GOAL: Where a line contains the word "Гоян", copy that line.

LISTED ENTRIES:
++++++++++++++++++++

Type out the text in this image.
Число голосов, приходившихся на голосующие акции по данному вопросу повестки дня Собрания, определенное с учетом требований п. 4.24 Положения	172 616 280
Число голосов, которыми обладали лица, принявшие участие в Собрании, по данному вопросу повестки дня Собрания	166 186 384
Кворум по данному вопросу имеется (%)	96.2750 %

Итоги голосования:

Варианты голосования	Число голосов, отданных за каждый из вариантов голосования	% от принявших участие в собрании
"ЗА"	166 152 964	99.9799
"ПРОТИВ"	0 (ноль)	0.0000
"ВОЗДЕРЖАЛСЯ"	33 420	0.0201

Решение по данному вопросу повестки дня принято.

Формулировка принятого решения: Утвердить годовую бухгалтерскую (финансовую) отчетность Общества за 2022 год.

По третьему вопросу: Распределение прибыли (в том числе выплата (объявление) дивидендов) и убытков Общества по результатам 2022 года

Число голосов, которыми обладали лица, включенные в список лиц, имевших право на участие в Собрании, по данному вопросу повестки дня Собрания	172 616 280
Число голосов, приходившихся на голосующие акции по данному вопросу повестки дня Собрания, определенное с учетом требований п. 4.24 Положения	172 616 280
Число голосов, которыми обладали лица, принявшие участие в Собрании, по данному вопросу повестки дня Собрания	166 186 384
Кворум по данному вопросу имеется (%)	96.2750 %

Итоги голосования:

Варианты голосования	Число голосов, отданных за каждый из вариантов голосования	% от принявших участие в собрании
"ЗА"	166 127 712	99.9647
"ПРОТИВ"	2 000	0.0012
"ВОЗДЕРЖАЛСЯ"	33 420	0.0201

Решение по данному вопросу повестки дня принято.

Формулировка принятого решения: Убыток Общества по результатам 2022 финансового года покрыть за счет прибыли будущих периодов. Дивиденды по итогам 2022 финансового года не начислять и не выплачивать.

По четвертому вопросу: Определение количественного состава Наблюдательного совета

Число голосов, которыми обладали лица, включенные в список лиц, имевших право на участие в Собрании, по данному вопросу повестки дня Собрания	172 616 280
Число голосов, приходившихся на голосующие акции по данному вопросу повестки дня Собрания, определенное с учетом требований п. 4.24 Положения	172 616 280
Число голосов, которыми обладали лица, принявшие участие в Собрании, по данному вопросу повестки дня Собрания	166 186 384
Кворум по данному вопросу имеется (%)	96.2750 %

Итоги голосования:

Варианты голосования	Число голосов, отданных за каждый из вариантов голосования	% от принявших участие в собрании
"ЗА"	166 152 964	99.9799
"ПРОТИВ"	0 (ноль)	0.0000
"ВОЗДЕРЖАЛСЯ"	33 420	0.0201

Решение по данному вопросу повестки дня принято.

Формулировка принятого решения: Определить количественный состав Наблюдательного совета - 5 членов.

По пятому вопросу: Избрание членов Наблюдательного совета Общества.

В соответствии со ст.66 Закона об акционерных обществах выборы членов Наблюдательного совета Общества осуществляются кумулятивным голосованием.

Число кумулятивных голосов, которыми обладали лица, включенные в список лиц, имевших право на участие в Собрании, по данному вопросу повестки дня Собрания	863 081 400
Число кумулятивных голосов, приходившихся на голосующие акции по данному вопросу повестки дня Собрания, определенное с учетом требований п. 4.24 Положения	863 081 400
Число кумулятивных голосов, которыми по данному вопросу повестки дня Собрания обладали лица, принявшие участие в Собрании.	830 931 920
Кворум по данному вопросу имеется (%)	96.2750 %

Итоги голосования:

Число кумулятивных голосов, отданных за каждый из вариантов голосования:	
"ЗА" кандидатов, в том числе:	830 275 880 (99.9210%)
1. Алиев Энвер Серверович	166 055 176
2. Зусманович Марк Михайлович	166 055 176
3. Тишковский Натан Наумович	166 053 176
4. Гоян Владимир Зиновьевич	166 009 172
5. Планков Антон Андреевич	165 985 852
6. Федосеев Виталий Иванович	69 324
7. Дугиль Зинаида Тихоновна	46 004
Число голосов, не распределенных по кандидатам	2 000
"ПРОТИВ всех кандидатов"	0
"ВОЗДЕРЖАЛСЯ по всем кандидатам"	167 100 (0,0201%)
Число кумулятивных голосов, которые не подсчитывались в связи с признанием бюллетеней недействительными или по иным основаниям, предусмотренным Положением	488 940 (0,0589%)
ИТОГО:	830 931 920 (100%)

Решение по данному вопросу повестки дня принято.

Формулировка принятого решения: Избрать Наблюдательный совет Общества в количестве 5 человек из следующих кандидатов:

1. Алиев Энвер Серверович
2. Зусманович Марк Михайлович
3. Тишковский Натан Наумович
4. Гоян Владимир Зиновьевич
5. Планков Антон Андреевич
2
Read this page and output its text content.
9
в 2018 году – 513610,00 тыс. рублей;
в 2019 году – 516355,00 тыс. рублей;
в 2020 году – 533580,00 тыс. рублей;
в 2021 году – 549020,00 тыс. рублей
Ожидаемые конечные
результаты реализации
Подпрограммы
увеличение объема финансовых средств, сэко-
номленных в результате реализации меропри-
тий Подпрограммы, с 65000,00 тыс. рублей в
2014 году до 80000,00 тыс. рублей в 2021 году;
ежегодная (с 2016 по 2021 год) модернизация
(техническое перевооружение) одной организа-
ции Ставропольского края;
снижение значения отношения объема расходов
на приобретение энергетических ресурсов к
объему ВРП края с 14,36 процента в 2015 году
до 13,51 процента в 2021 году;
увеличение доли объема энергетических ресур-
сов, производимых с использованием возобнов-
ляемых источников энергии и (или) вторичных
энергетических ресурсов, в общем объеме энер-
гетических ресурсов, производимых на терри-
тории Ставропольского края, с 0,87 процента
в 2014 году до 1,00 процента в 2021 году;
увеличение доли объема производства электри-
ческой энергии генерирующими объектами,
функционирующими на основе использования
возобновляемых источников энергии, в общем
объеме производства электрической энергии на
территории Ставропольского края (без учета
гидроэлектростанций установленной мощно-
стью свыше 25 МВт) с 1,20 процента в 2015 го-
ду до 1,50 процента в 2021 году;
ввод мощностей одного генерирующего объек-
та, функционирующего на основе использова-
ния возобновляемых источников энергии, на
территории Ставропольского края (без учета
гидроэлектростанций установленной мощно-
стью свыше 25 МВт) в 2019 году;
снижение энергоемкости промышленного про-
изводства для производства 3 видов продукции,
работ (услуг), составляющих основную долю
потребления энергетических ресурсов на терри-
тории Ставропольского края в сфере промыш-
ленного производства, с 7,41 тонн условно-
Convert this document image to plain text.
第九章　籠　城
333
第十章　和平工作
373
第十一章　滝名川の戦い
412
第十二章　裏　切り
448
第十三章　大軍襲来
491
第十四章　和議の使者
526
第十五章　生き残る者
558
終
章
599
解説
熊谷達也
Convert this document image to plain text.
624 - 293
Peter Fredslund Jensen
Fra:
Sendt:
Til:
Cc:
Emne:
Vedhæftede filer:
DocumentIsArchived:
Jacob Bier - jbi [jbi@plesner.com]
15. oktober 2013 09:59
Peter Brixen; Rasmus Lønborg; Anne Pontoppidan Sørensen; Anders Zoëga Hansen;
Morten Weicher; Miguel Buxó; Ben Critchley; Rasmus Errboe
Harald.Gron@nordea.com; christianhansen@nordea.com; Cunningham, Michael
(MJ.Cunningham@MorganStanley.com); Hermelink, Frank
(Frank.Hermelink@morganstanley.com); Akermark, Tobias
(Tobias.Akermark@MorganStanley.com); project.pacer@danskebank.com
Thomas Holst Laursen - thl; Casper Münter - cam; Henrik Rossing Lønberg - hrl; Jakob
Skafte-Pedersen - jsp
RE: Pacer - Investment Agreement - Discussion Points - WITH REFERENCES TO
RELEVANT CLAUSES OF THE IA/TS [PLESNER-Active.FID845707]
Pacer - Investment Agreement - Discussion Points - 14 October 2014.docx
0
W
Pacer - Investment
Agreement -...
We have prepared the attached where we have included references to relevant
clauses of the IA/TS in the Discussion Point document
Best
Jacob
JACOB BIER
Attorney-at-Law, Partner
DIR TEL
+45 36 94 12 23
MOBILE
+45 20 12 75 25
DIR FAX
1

++++++++++++++++++++

RESPONSE:
4. Гоян Владимир Зиновьевич	166 009 172
4. Гоян Владимир Зиновьевич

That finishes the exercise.